Rows from a dataset:
>>

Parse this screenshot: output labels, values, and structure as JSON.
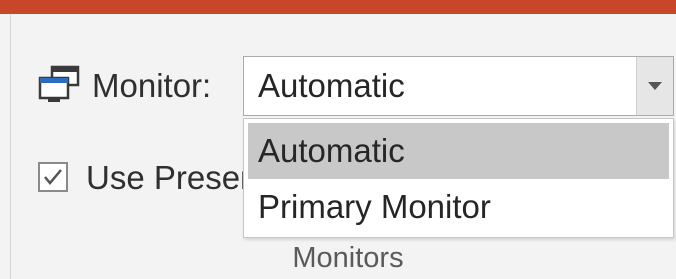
{
  "ribbon": {
    "accent_color": "#c8472a",
    "group_label": "Monitors"
  },
  "monitor": {
    "icon": "monitor-icon",
    "label": "Monitor:",
    "selected_value": "Automatic",
    "dropdown_icon": "chevron-down-icon",
    "options": [
      {
        "label": "Automatic",
        "highlighted": true
      },
      {
        "label": "Primary Monitor",
        "highlighted": false
      }
    ]
  },
  "presenter_view": {
    "checked": true,
    "label": "Use Presenter View"
  }
}
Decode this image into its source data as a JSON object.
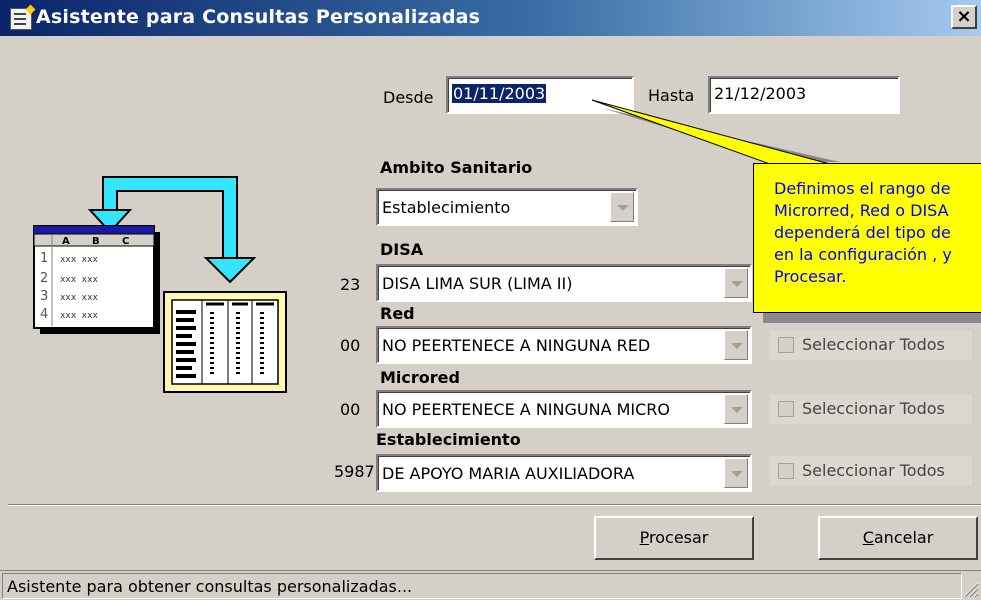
{
  "window": {
    "title": "Asistente para Consultas Personalizadas",
    "close_label": "×"
  },
  "dates": {
    "desde_label": "Desde",
    "desde_value": "01/11/2003",
    "hasta_label": "Hasta",
    "hasta_value": "21/12/2003"
  },
  "ambito": {
    "label": "Ambito Sanitario",
    "value": "Establecimiento"
  },
  "disa": {
    "label": "DISA",
    "code": "23",
    "value": "DISA LIMA SUR (LIMA II)"
  },
  "red": {
    "label": "Red",
    "code": "00",
    "value": "NO PEERTENECE A NINGUNA RED",
    "checkbox_label": "Seleccionar Todos"
  },
  "microred": {
    "label": "Microred",
    "code": "00",
    "value": "NO PEERTENECE A NINGUNA MICRO",
    "checkbox_label": "Seleccionar Todos"
  },
  "establecimiento": {
    "label": "Establecimiento",
    "code": "5987",
    "value": "DE APOYO MARIA AUXILIADORA",
    "checkbox_label": "Seleccionar Todos"
  },
  "illustration": {
    "rows": [
      "1",
      "2",
      "3",
      "4"
    ],
    "cols": [
      "A",
      "B",
      "C"
    ],
    "cell_text": "xxx xxx"
  },
  "callout": {
    "lines": [
      "Definimos el rango de",
      "Microrred, Red o DISA",
      "dependerá del tipo de",
      "en la configuración , y",
      "Procesar."
    ]
  },
  "buttons": {
    "procesar": "Procesar",
    "procesar_mnemonic": "P",
    "procesar_rest": "rocesar",
    "cancelar": "Cancelar",
    "cancelar_mnemonic": "C",
    "cancelar_rest": "ancelar"
  },
  "status": {
    "text": "Asistente para obtener consultas personalizadas..."
  },
  "colors": {
    "title_start": "#0a246a",
    "title_end": "#a6caf0",
    "callout_bg": "#ffff00",
    "callout_text": "#0000ff",
    "arrow": "#33e5ff"
  }
}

<<

Print the complete listing exactly as it stands, without its pictures.

Parse this screenshot: output labels, values, and structure as JSON.
{
  "ribbon": {
    "accent_color": "#c8472a",
    "group_label": "Monitors"
  },
  "monitor": {
    "icon": "monitor-icon",
    "label": "Monitor:",
    "selected_value": "Automatic",
    "dropdown_icon": "chevron-down-icon",
    "options": [
      {
        "label": "Automatic",
        "highlighted": true
      },
      {
        "label": "Primary Monitor",
        "highlighted": false
      }
    ]
  },
  "presenter_view": {
    "checked": true,
    "label": "Use Presenter View"
  }
}
Decode this image into its source data as a JSON object.
{
  "window": {
    "title": "Asistente para Consultas Personalizadas",
    "close_label": "×"
  },
  "dates": {
    "desde_label": "Desde",
    "desde_value": "01/11/2003",
    "hasta_label": "Hasta",
    "hasta_value": "21/12/2003"
  },
  "ambito": {
    "label": "Ambito Sanitario",
    "value": "Establecimiento"
  },
  "disa": {
    "label": "DISA",
    "code": "23",
    "value": "DISA LIMA SUR (LIMA II)"
  },
  "red": {
    "label": "Red",
    "code": "00",
    "value": "NO PEERTENECE A NINGUNA RED",
    "checkbox_label": "Seleccionar Todos"
  },
  "microred": {
    "label": "Microred",
    "code": "00",
    "value": "NO PEERTENECE A NINGUNA MICRO",
    "checkbox_label": "Seleccionar Todos"
  },
  "establecimiento": {
    "label": "Establecimiento",
    "code": "5987",
    "value": "DE APOYO MARIA AUXILIADORA",
    "checkbox_label": "Seleccionar Todos"
  },
  "illustration": {
    "rows": [
      "1",
      "2",
      "3",
      "4"
    ],
    "cols": [
      "A",
      "B",
      "C"
    ],
    "cell_text": "xxx xxx"
  },
  "callout": {
    "lines": [
      "Definimos el rango de",
      "Microrred, Red o DISA",
      "dependerá del tipo de",
      "en la configuración , y",
      "Procesar."
    ]
  },
  "buttons": {
    "procesar": "Procesar",
    "procesar_mnemonic": "P",
    "procesar_rest": "rocesar",
    "cancelar": "Cancelar",
    "cancelar_mnemonic": "C",
    "cancelar_rest": "ancelar"
  },
  "status": {
    "text": "Asistente para obtener consultas personalizadas..."
  },
  "colors": {
    "title_start": "#0a246a",
    "title_end": "#a6caf0",
    "callout_bg": "#ffff00",
    "callout_text": "#0000ff",
    "arrow": "#33e5ff"
  }
}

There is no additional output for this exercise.